====== Record excerpts ======

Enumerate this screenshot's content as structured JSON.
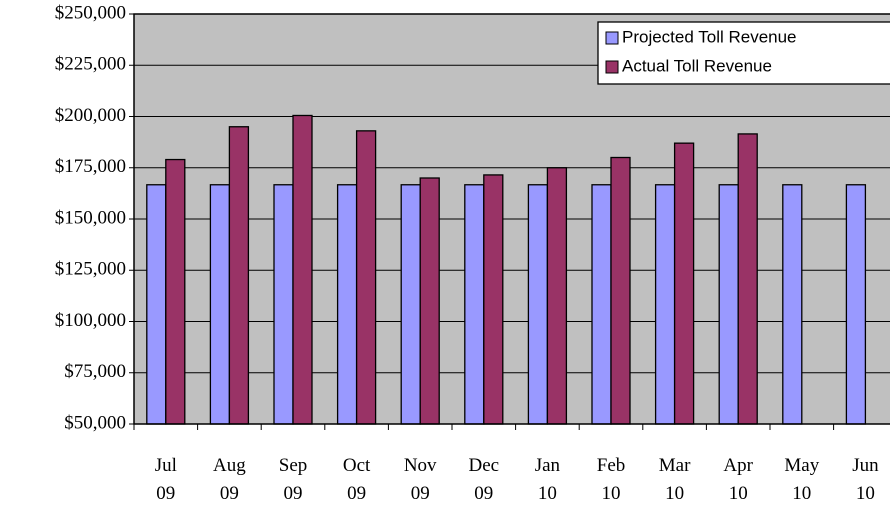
{
  "chart_data": {
    "type": "bar",
    "categories": [
      "Jul 09",
      "Aug 09",
      "Sep 09",
      "Oct 09",
      "Nov 09",
      "Dec 09",
      "Jan 10",
      "Feb 10",
      "Mar 10",
      "Apr 10",
      "May 10",
      "Jun 10"
    ],
    "series": [
      {
        "name": "Projected Toll Revenue",
        "color": "#9999ff",
        "values": [
          166700,
          166700,
          166700,
          166700,
          166700,
          166700,
          166700,
          166700,
          166700,
          166700,
          166700,
          166700
        ]
      },
      {
        "name": "Actual Toll Revenue",
        "color": "#993366",
        "values": [
          179000,
          195000,
          200500,
          193000,
          170000,
          171500,
          175000,
          180000,
          187000,
          191500,
          null,
          null
        ]
      }
    ],
    "ylim": [
      50000,
      250000
    ],
    "yticks": [
      {
        "value": 50000,
        "label": "$50,000"
      },
      {
        "value": 75000,
        "label": "$75,000"
      },
      {
        "value": 100000,
        "label": "$100,000"
      },
      {
        "value": 125000,
        "label": "$125,000"
      },
      {
        "value": 150000,
        "label": "$150,000"
      },
      {
        "value": 175000,
        "label": "$175,000"
      },
      {
        "value": 200000,
        "label": "$200,000"
      },
      {
        "value": 225000,
        "label": "$225,000"
      },
      {
        "value": 250000,
        "label": "$250,000"
      }
    ],
    "grid": true,
    "legend": "top-right",
    "plot_background": "#c0c0c0"
  }
}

======

> _Short task_
Return, from the data, each line that has the word "Toll" in it.

> _Task response_
        "name": "Projected Toll Revenue",
        "name": "Actual Toll Revenue",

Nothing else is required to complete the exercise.